◆ GIVEN TASK
Tally how many lines of these entries hold the string "this". Return the number alone.
--- Start of DATA LISTING ---
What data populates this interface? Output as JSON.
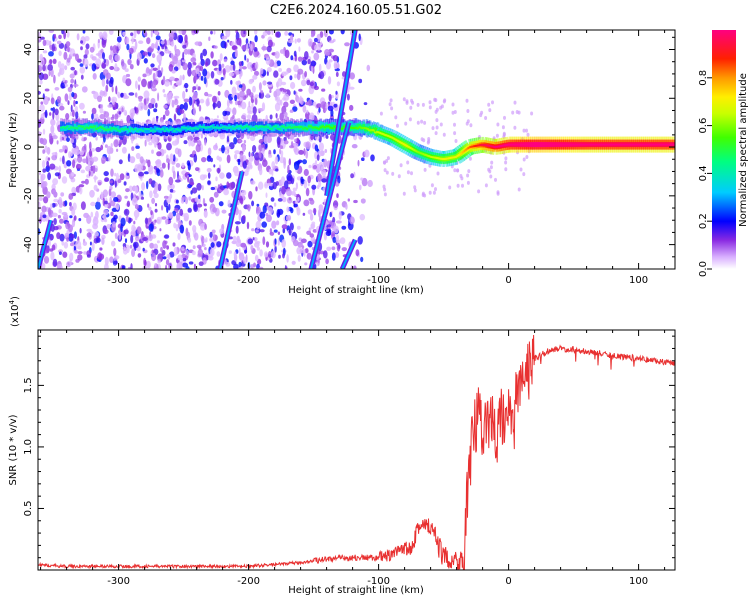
{
  "title": "C2E6.2024.160.05.51.G02",
  "colors": {
    "snr_line": "#e83030",
    "axis": "#000000",
    "background": "#ffffff"
  },
  "chart_data": [
    {
      "type": "heatmap",
      "xlabel": "Height of straight line (km)",
      "ylabel": "Frequency (Hz)",
      "xlim": [
        -362,
        128
      ],
      "ylim": [
        -50,
        48
      ],
      "x_ticks": [
        "-300",
        "-200",
        "-100",
        "0",
        "100"
      ],
      "x_tick_values": [
        -300,
        -200,
        -100,
        0,
        100
      ],
      "y_ticks": [
        "-40",
        "-20",
        "0",
        "20",
        "40"
      ],
      "y_tick_values": [
        -40,
        -20,
        0,
        20,
        40
      ],
      "colorbar": {
        "label": "Normalized spectral amplitude",
        "range": [
          0,
          1
        ],
        "ticks": [
          "0.0",
          "0.2",
          "0.4",
          "0.6",
          "0.8"
        ],
        "tick_values": [
          0,
          0.2,
          0.4,
          0.6,
          0.8
        ],
        "colormap": "rainbow (white - violet - blue - cyan - green - yellow - orange - red - magenta)"
      },
      "ridge": {
        "x": [
          -345,
          -320,
          -300,
          -280,
          -260,
          -240,
          -220,
          -200,
          -180,
          -160,
          -140,
          -120,
          -110,
          -100,
          -90,
          -80,
          -70,
          -60,
          -50,
          -40,
          -30,
          -20,
          -10,
          0,
          20,
          60,
          100,
          128
        ],
        "freq": [
          8,
          8,
          7,
          7,
          7,
          8,
          8,
          8,
          8,
          8,
          8,
          8,
          8,
          6,
          4,
          1,
          -2,
          -4,
          -5,
          -4,
          0,
          1,
          0,
          1,
          1,
          1,
          1,
          1
        ],
        "amplitude": [
          0.35,
          0.4,
          0.35,
          0.3,
          0.3,
          0.3,
          0.3,
          0.35,
          0.35,
          0.4,
          0.45,
          0.45,
          0.5,
          0.55,
          0.55,
          0.6,
          0.5,
          0.55,
          0.6,
          0.6,
          0.75,
          0.85,
          0.9,
          0.95,
          1.0,
          0.95,
          0.95,
          0.95
        ]
      },
      "streaks": [
        {
          "x": [
            -362,
            -352
          ],
          "freq": [
            -50,
            -30
          ]
        },
        {
          "x": [
            -222,
            -205
          ],
          "freq": [
            -50,
            -10
          ]
        },
        {
          "x": [
            -152,
            -123
          ],
          "freq": [
            -50,
            10
          ]
        },
        {
          "x": [
            -140,
            -118
          ],
          "freq": [
            -20,
            48
          ]
        },
        {
          "x": [
            -128,
            -118
          ],
          "freq": [
            -50,
            -38
          ]
        }
      ]
    },
    {
      "type": "line",
      "xlabel": "Height of straight line (km)",
      "ylabel": "SNR (10 * v/v)",
      "y_multiplier": "(x10",
      "y_multiplier_exp": "4",
      "y_multiplier_close": ")",
      "xlim": [
        -362,
        128
      ],
      "ylim": [
        0,
        1.95
      ],
      "x_ticks": [
        "-300",
        "-200",
        "-100",
        "0",
        "100"
      ],
      "x_tick_values": [
        -300,
        -200,
        -100,
        0,
        100
      ],
      "y_ticks": [
        "0.5",
        "1.0",
        "1.5"
      ],
      "y_tick_values": [
        0.5,
        1.0,
        1.5
      ],
      "series": [
        {
          "x": [
            -362,
            -340,
            -300,
            -250,
            -200,
            -160,
            -140,
            -120,
            -100,
            -90,
            -75,
            -70,
            -60,
            -50,
            -40,
            -34,
            -30,
            -25,
            -22,
            -20,
            -15,
            -10,
            -5,
            0,
            10,
            20,
            30,
            40,
            50,
            60,
            80,
            100,
            128
          ],
          "y": [
            0.04,
            0.03,
            0.03,
            0.03,
            0.03,
            0.06,
            0.09,
            0.1,
            0.1,
            0.12,
            0.2,
            0.35,
            0.35,
            0.1,
            0.08,
            0.1,
            1.0,
            1.2,
            1.4,
            1.1,
            1.2,
            1.15,
            1.25,
            1.25,
            1.5,
            1.72,
            1.78,
            1.8,
            1.79,
            1.78,
            1.74,
            1.72,
            1.68
          ]
        }
      ]
    }
  ]
}
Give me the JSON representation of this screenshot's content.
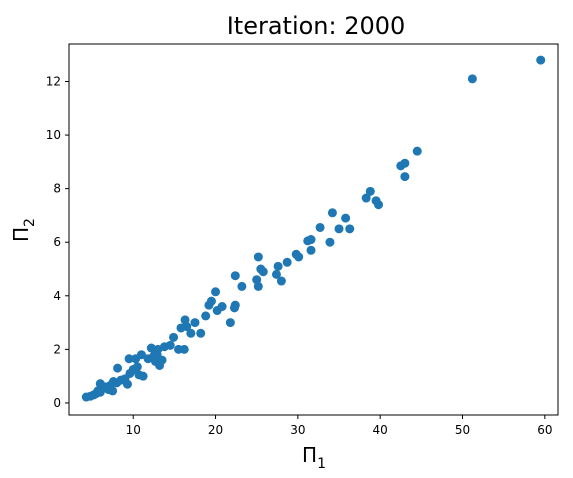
--- End of DATA LISTING ---
◆ FINISHED EXERCISE
2